— start —

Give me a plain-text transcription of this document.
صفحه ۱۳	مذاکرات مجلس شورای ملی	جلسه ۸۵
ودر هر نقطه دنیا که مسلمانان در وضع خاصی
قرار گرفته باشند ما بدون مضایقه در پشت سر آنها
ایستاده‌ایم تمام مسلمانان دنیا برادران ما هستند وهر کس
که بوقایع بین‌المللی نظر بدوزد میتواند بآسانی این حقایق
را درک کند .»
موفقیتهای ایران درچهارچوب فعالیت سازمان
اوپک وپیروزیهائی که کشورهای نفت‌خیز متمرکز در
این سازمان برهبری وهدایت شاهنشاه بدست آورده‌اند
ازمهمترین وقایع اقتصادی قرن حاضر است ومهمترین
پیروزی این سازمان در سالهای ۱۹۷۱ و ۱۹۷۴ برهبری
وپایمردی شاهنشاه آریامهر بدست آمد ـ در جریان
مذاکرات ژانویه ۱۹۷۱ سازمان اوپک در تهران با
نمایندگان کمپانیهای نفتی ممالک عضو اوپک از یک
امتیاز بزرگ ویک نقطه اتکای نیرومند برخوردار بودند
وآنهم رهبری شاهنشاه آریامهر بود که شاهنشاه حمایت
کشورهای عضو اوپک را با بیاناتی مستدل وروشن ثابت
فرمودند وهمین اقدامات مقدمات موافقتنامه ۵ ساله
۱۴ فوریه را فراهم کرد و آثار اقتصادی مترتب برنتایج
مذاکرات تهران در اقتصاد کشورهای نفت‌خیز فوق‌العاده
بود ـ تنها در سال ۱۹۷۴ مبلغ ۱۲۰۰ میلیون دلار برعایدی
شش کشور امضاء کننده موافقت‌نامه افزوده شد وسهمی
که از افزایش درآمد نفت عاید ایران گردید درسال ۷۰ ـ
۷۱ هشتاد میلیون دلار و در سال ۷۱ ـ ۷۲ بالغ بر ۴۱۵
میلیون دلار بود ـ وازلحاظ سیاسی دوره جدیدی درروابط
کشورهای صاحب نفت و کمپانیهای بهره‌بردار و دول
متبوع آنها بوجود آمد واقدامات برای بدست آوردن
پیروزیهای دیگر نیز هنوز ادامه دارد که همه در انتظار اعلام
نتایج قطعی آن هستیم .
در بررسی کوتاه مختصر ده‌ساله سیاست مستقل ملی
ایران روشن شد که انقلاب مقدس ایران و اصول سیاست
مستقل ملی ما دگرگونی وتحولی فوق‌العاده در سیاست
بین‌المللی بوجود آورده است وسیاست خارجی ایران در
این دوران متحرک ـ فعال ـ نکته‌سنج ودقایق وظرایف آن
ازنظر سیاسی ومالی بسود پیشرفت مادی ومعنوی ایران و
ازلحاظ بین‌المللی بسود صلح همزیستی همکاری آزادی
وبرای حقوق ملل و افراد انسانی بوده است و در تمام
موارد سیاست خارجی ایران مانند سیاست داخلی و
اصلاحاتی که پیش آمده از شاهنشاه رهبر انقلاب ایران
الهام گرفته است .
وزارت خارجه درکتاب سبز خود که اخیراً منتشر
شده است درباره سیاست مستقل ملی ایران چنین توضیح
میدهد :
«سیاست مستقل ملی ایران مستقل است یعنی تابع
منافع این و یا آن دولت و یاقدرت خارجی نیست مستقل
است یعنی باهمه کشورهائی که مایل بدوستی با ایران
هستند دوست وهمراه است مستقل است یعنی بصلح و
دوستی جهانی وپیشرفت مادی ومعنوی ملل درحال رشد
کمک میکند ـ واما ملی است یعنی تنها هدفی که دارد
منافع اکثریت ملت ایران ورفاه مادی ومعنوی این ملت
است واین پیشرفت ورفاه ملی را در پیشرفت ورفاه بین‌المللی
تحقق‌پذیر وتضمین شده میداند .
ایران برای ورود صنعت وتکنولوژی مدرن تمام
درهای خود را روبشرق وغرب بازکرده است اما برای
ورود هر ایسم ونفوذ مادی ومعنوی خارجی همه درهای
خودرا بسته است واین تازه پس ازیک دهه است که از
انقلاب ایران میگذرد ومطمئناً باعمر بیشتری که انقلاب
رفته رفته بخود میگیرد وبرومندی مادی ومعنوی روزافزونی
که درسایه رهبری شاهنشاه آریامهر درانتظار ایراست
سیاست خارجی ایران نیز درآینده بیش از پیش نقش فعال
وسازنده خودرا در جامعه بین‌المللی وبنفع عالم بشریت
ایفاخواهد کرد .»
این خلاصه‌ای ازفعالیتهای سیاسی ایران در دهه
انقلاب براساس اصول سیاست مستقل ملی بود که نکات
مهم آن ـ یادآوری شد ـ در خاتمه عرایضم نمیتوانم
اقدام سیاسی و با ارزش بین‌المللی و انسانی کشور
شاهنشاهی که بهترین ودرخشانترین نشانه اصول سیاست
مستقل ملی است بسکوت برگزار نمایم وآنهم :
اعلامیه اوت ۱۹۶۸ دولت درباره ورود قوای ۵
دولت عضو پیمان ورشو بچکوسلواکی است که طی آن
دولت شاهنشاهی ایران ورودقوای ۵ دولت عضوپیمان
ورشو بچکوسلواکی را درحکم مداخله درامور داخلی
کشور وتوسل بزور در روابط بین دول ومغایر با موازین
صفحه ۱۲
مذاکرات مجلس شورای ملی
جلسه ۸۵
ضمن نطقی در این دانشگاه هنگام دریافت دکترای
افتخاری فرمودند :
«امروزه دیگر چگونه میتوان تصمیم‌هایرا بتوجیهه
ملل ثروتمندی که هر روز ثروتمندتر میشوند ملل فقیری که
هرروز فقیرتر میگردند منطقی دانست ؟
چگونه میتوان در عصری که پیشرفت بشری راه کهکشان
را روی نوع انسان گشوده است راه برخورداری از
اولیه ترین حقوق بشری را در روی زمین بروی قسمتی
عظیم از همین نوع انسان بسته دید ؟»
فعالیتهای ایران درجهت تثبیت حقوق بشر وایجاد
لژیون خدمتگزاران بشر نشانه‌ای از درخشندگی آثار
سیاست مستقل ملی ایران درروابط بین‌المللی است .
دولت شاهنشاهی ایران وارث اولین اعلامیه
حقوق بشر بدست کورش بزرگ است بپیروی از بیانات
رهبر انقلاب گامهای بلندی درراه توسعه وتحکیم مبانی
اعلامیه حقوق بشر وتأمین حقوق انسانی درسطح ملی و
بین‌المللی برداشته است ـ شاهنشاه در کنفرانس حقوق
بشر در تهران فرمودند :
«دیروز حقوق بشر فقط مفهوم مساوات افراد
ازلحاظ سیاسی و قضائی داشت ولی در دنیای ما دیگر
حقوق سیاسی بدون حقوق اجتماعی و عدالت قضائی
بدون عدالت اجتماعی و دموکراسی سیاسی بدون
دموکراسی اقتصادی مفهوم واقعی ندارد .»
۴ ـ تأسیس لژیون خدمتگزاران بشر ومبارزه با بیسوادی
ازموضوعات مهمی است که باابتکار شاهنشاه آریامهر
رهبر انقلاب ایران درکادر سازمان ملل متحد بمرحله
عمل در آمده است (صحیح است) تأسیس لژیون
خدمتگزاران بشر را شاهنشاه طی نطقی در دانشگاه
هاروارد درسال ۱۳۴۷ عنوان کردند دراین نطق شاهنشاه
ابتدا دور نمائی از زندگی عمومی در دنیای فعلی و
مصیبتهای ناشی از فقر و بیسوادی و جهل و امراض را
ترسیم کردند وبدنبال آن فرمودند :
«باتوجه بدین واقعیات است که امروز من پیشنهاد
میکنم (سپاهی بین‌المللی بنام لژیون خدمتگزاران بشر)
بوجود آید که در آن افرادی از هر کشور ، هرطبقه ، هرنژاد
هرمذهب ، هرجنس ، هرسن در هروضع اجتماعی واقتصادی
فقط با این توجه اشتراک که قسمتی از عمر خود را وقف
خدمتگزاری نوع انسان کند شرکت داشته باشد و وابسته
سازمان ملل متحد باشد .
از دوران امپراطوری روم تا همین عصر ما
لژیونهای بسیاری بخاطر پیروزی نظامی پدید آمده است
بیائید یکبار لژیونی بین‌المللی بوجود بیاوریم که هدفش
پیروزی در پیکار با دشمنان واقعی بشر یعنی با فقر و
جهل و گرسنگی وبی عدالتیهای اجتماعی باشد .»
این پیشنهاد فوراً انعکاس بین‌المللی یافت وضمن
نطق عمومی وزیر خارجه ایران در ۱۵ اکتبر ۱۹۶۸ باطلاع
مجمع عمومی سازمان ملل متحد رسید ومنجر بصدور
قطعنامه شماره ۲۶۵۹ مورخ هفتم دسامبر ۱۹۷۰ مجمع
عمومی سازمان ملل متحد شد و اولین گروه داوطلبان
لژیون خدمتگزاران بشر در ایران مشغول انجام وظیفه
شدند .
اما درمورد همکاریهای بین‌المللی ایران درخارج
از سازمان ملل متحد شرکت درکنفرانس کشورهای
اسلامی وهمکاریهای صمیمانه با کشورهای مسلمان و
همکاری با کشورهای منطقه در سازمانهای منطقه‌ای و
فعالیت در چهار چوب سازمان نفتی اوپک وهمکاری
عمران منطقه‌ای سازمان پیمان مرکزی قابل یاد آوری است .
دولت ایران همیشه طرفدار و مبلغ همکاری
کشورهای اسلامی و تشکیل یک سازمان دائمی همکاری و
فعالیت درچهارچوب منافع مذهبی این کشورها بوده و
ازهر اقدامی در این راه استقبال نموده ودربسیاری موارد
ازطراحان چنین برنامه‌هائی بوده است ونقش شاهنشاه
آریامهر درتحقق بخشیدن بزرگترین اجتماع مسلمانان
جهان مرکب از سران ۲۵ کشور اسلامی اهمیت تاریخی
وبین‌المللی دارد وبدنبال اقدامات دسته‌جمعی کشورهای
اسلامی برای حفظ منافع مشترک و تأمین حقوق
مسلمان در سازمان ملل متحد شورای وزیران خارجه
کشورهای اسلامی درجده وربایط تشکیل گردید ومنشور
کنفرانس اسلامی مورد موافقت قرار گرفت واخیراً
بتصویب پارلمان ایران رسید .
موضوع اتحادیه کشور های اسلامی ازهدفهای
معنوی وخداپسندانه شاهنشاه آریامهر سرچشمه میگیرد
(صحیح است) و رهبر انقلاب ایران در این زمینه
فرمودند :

— end —

→ WHAT YOU SHOULD DO:
Extract all lines from the data in which "موارد" is found.

→ EXPECTED ANSWER:
موارد سیاست خارجی ایران مانند سیاست داخلی و
ازهر اقدامی در این راه استقبال نموده ودربسیاری موارد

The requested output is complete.